▶ [Written problem]: Go through the material and pull out every line with the string "তৎপরত" in it.

Stored items
....

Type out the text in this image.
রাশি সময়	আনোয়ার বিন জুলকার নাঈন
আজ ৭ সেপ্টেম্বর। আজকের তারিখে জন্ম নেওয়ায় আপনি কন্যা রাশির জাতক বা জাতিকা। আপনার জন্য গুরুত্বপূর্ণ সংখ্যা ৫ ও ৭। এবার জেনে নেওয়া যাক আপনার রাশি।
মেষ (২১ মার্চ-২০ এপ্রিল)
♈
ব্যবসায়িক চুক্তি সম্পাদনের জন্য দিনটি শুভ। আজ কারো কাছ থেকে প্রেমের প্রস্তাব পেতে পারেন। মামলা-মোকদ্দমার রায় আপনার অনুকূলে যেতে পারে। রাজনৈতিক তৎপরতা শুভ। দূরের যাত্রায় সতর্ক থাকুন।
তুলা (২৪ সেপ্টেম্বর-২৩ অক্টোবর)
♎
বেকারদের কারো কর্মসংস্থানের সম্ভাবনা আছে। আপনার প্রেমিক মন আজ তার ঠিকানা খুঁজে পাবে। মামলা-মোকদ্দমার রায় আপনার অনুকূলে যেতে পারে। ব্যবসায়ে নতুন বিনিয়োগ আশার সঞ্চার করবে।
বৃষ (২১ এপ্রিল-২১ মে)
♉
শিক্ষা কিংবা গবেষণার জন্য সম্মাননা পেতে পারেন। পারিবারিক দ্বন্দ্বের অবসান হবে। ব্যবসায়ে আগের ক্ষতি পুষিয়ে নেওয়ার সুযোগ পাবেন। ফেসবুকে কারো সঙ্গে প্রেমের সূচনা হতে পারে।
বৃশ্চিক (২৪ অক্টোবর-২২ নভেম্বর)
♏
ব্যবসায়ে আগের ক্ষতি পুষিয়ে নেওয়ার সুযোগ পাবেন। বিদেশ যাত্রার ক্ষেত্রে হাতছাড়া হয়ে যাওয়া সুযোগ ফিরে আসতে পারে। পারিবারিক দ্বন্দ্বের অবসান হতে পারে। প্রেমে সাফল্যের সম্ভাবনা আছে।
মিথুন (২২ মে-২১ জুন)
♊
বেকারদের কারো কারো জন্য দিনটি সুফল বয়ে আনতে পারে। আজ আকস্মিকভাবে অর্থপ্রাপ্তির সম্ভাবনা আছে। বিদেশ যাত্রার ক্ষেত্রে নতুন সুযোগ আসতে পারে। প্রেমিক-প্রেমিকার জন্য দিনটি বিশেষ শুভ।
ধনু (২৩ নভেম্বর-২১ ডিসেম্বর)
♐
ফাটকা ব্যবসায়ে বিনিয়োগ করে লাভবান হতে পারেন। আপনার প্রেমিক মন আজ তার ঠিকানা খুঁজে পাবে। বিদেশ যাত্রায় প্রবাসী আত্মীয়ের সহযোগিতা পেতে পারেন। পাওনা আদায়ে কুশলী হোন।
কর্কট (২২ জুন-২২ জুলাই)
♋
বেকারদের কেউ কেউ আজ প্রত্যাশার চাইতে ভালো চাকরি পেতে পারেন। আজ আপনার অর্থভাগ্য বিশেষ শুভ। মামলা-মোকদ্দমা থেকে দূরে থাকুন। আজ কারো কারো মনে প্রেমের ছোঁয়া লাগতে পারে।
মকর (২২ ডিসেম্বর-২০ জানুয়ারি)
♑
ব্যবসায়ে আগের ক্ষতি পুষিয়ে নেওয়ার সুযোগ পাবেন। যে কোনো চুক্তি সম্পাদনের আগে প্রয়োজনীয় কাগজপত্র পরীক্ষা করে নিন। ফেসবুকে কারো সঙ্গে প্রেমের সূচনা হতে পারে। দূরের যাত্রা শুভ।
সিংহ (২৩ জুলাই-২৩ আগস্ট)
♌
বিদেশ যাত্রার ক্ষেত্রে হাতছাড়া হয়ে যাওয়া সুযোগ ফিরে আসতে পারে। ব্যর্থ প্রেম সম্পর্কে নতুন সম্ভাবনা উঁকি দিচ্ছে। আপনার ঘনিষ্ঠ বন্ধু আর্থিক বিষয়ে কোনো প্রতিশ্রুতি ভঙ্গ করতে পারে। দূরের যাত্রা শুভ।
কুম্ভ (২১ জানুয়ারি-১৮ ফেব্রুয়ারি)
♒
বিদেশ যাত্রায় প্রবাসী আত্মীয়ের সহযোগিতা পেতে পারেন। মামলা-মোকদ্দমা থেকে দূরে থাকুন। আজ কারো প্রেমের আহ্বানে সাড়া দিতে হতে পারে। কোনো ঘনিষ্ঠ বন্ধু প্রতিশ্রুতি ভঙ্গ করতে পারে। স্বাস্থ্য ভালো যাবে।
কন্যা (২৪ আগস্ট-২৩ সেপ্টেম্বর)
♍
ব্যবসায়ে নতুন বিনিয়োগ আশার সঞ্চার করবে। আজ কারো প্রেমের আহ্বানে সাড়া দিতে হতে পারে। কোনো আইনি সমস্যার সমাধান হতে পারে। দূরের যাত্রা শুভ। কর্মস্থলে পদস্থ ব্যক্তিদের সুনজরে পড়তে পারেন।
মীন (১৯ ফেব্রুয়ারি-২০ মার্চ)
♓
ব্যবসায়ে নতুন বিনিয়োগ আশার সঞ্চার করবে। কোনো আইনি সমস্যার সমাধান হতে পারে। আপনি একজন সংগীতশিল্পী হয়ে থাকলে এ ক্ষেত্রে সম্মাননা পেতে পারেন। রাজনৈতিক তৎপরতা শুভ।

....

▶ [The response]:
ব্যবসায়িক চুক্তি সম্পাদনের জন্য দিনটি শুভ। আজ কারো কাছ থেকে প্রেমের প্রস্তাব পেতে পারেন। মামলা-মোকদ্দমার রায় আপনার অনুকূলে যেতে পারে। রাজনৈতিক তৎপরতা শুভ। দূরের যাত্রায় সতর্ক থাকুন।
ব্যবসায়ে নতুন বিনিয়োগ আশার সঞ্চার করবে। কোনো আইনি সমস্যার সমাধান হতে পারে। আপনি একজন সংগীতশিল্পী হয়ে থাকলে এ ক্ষেত্রে সম্মাননা পেতে পারেন। রাজনৈতিক তৎপরতা শুভ।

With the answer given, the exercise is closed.